## BEGIN ENTRIES SHOWN

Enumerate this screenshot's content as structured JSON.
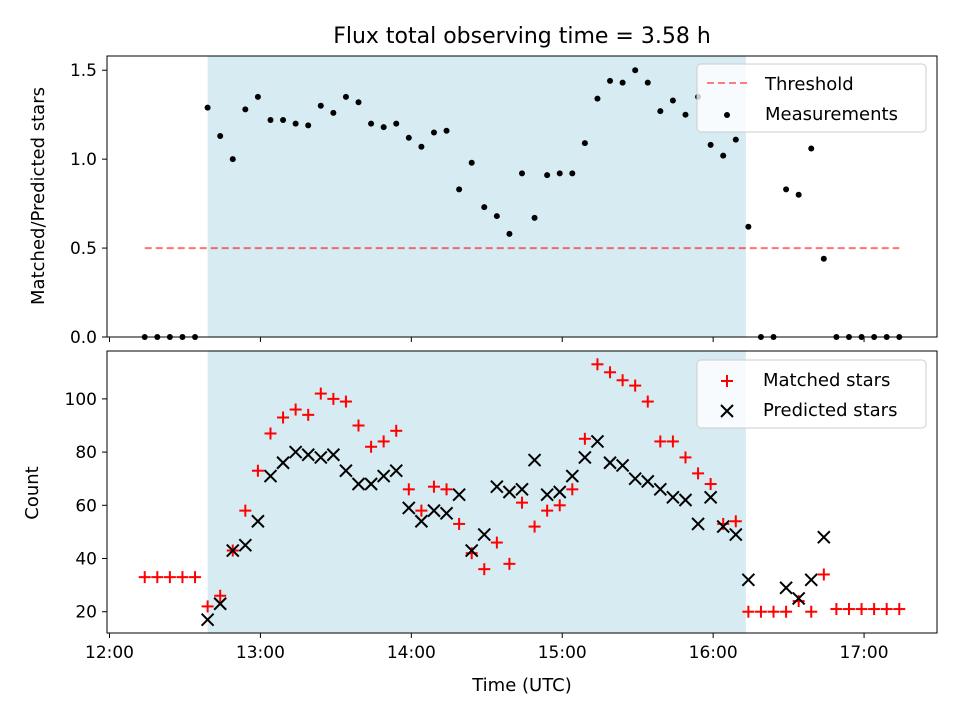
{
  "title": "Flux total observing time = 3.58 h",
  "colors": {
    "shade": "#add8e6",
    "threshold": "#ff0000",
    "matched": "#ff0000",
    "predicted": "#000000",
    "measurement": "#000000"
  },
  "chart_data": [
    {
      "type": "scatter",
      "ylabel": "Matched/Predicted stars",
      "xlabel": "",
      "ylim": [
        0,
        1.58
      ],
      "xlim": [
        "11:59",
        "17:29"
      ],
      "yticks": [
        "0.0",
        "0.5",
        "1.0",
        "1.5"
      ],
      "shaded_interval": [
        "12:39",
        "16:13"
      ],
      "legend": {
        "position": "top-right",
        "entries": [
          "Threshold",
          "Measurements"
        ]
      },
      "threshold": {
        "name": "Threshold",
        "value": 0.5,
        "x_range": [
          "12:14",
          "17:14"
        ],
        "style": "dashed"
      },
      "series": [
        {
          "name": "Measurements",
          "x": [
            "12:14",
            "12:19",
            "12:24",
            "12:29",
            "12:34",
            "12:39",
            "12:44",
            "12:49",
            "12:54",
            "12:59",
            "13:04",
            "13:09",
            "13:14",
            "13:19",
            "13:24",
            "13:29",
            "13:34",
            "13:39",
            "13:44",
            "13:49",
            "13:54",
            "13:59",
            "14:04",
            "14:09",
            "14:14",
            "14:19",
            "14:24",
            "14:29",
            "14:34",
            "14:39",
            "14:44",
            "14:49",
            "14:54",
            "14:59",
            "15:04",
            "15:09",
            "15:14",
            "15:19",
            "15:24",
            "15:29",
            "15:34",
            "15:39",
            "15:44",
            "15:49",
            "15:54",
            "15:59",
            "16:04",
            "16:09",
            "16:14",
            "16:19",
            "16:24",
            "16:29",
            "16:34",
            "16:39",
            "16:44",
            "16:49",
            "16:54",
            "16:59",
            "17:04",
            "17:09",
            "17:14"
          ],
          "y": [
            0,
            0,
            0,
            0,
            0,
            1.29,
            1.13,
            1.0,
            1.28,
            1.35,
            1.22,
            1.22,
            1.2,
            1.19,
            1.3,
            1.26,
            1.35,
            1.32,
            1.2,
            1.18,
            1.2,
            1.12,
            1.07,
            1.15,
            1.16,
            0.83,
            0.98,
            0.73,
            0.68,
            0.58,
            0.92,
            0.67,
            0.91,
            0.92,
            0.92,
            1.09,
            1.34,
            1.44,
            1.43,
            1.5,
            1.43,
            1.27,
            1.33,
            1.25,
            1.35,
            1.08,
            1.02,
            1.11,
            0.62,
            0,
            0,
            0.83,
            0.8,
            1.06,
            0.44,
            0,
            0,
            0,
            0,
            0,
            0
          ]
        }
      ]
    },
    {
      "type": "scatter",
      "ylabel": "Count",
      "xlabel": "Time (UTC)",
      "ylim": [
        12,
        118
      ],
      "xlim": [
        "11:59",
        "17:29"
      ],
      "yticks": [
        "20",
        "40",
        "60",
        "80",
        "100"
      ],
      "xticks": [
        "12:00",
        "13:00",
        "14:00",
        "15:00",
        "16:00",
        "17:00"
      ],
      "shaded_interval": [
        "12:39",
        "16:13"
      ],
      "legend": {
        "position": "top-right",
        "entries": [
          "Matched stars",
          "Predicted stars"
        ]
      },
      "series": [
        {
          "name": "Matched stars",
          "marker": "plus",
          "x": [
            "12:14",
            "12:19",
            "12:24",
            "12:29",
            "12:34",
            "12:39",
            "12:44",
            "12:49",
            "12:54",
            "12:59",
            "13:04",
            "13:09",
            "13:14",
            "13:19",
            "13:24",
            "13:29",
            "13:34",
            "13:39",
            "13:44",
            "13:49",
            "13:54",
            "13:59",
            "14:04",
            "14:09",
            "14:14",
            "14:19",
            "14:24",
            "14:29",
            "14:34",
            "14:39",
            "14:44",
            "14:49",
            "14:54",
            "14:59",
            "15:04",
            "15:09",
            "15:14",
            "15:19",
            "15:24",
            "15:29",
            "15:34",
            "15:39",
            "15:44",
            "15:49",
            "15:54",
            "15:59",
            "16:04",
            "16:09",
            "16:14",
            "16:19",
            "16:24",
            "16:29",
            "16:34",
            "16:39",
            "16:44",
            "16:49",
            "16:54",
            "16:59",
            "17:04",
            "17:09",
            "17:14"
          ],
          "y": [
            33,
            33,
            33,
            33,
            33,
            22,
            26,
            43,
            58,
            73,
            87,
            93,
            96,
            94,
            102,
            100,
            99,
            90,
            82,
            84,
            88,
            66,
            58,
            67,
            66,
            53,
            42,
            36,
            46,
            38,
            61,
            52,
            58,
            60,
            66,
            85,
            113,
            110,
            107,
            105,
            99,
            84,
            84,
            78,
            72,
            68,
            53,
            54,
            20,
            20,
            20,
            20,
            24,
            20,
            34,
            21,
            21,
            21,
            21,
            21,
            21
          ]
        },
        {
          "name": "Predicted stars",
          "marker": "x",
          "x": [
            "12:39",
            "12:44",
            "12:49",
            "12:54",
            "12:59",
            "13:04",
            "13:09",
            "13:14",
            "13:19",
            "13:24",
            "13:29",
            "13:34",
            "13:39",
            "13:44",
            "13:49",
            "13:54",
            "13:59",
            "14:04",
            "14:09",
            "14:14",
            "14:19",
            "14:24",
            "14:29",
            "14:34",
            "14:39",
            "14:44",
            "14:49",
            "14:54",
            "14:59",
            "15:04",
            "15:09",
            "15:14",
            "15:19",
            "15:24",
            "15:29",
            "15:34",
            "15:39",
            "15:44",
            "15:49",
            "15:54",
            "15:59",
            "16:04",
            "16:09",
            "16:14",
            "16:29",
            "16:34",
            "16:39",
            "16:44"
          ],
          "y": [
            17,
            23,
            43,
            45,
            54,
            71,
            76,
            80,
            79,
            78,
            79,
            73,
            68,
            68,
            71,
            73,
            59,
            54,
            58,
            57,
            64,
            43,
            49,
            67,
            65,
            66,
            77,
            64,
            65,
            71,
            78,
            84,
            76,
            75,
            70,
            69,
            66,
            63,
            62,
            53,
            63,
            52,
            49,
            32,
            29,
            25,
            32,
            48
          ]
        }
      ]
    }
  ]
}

## END ENTRIES SHOWN

The records above are to be reproduced exactly; the pictures are to be left out.

Enumerate this screenshot's content as structured JSON.
{
  "title": "Flux total observing time = 3.58 h",
  "colors": {
    "shade": "#add8e6",
    "threshold": "#ff0000",
    "matched": "#ff0000",
    "predicted": "#000000",
    "measurement": "#000000"
  },
  "chart_data": [
    {
      "type": "scatter",
      "ylabel": "Matched/Predicted stars",
      "xlabel": "",
      "ylim": [
        0,
        1.58
      ],
      "xlim": [
        "11:59",
        "17:29"
      ],
      "yticks": [
        "0.0",
        "0.5",
        "1.0",
        "1.5"
      ],
      "shaded_interval": [
        "12:39",
        "16:13"
      ],
      "legend": {
        "position": "top-right",
        "entries": [
          "Threshold",
          "Measurements"
        ]
      },
      "threshold": {
        "name": "Threshold",
        "value": 0.5,
        "x_range": [
          "12:14",
          "17:14"
        ],
        "style": "dashed"
      },
      "series": [
        {
          "name": "Measurements",
          "x": [
            "12:14",
            "12:19",
            "12:24",
            "12:29",
            "12:34",
            "12:39",
            "12:44",
            "12:49",
            "12:54",
            "12:59",
            "13:04",
            "13:09",
            "13:14",
            "13:19",
            "13:24",
            "13:29",
            "13:34",
            "13:39",
            "13:44",
            "13:49",
            "13:54",
            "13:59",
            "14:04",
            "14:09",
            "14:14",
            "14:19",
            "14:24",
            "14:29",
            "14:34",
            "14:39",
            "14:44",
            "14:49",
            "14:54",
            "14:59",
            "15:04",
            "15:09",
            "15:14",
            "15:19",
            "15:24",
            "15:29",
            "15:34",
            "15:39",
            "15:44",
            "15:49",
            "15:54",
            "15:59",
            "16:04",
            "16:09",
            "16:14",
            "16:19",
            "16:24",
            "16:29",
            "16:34",
            "16:39",
            "16:44",
            "16:49",
            "16:54",
            "16:59",
            "17:04",
            "17:09",
            "17:14"
          ],
          "y": [
            0,
            0,
            0,
            0,
            0,
            1.29,
            1.13,
            1.0,
            1.28,
            1.35,
            1.22,
            1.22,
            1.2,
            1.19,
            1.3,
            1.26,
            1.35,
            1.32,
            1.2,
            1.18,
            1.2,
            1.12,
            1.07,
            1.15,
            1.16,
            0.83,
            0.98,
            0.73,
            0.68,
            0.58,
            0.92,
            0.67,
            0.91,
            0.92,
            0.92,
            1.09,
            1.34,
            1.44,
            1.43,
            1.5,
            1.43,
            1.27,
            1.33,
            1.25,
            1.35,
            1.08,
            1.02,
            1.11,
            0.62,
            0,
            0,
            0.83,
            0.8,
            1.06,
            0.44,
            0,
            0,
            0,
            0,
            0,
            0
          ]
        }
      ]
    },
    {
      "type": "scatter",
      "ylabel": "Count",
      "xlabel": "Time (UTC)",
      "ylim": [
        12,
        118
      ],
      "xlim": [
        "11:59",
        "17:29"
      ],
      "yticks": [
        "20",
        "40",
        "60",
        "80",
        "100"
      ],
      "xticks": [
        "12:00",
        "13:00",
        "14:00",
        "15:00",
        "16:00",
        "17:00"
      ],
      "shaded_interval": [
        "12:39",
        "16:13"
      ],
      "legend": {
        "position": "top-right",
        "entries": [
          "Matched stars",
          "Predicted stars"
        ]
      },
      "series": [
        {
          "name": "Matched stars",
          "marker": "plus",
          "x": [
            "12:14",
            "12:19",
            "12:24",
            "12:29",
            "12:34",
            "12:39",
            "12:44",
            "12:49",
            "12:54",
            "12:59",
            "13:04",
            "13:09",
            "13:14",
            "13:19",
            "13:24",
            "13:29",
            "13:34",
            "13:39",
            "13:44",
            "13:49",
            "13:54",
            "13:59",
            "14:04",
            "14:09",
            "14:14",
            "14:19",
            "14:24",
            "14:29",
            "14:34",
            "14:39",
            "14:44",
            "14:49",
            "14:54",
            "14:59",
            "15:04",
            "15:09",
            "15:14",
            "15:19",
            "15:24",
            "15:29",
            "15:34",
            "15:39",
            "15:44",
            "15:49",
            "15:54",
            "15:59",
            "16:04",
            "16:09",
            "16:14",
            "16:19",
            "16:24",
            "16:29",
            "16:34",
            "16:39",
            "16:44",
            "16:49",
            "16:54",
            "16:59",
            "17:04",
            "17:09",
            "17:14"
          ],
          "y": [
            33,
            33,
            33,
            33,
            33,
            22,
            26,
            43,
            58,
            73,
            87,
            93,
            96,
            94,
            102,
            100,
            99,
            90,
            82,
            84,
            88,
            66,
            58,
            67,
            66,
            53,
            42,
            36,
            46,
            38,
            61,
            52,
            58,
            60,
            66,
            85,
            113,
            110,
            107,
            105,
            99,
            84,
            84,
            78,
            72,
            68,
            53,
            54,
            20,
            20,
            20,
            20,
            24,
            20,
            34,
            21,
            21,
            21,
            21,
            21,
            21
          ]
        },
        {
          "name": "Predicted stars",
          "marker": "x",
          "x": [
            "12:39",
            "12:44",
            "12:49",
            "12:54",
            "12:59",
            "13:04",
            "13:09",
            "13:14",
            "13:19",
            "13:24",
            "13:29",
            "13:34",
            "13:39",
            "13:44",
            "13:49",
            "13:54",
            "13:59",
            "14:04",
            "14:09",
            "14:14",
            "14:19",
            "14:24",
            "14:29",
            "14:34",
            "14:39",
            "14:44",
            "14:49",
            "14:54",
            "14:59",
            "15:04",
            "15:09",
            "15:14",
            "15:19",
            "15:24",
            "15:29",
            "15:34",
            "15:39",
            "15:44",
            "15:49",
            "15:54",
            "15:59",
            "16:04",
            "16:09",
            "16:14",
            "16:29",
            "16:34",
            "16:39",
            "16:44"
          ],
          "y": [
            17,
            23,
            43,
            45,
            54,
            71,
            76,
            80,
            79,
            78,
            79,
            73,
            68,
            68,
            71,
            73,
            59,
            54,
            58,
            57,
            64,
            43,
            49,
            67,
            65,
            66,
            77,
            64,
            65,
            71,
            78,
            84,
            76,
            75,
            70,
            69,
            66,
            63,
            62,
            53,
            63,
            52,
            49,
            32,
            29,
            25,
            32,
            48
          ]
        }
      ]
    }
  ]
}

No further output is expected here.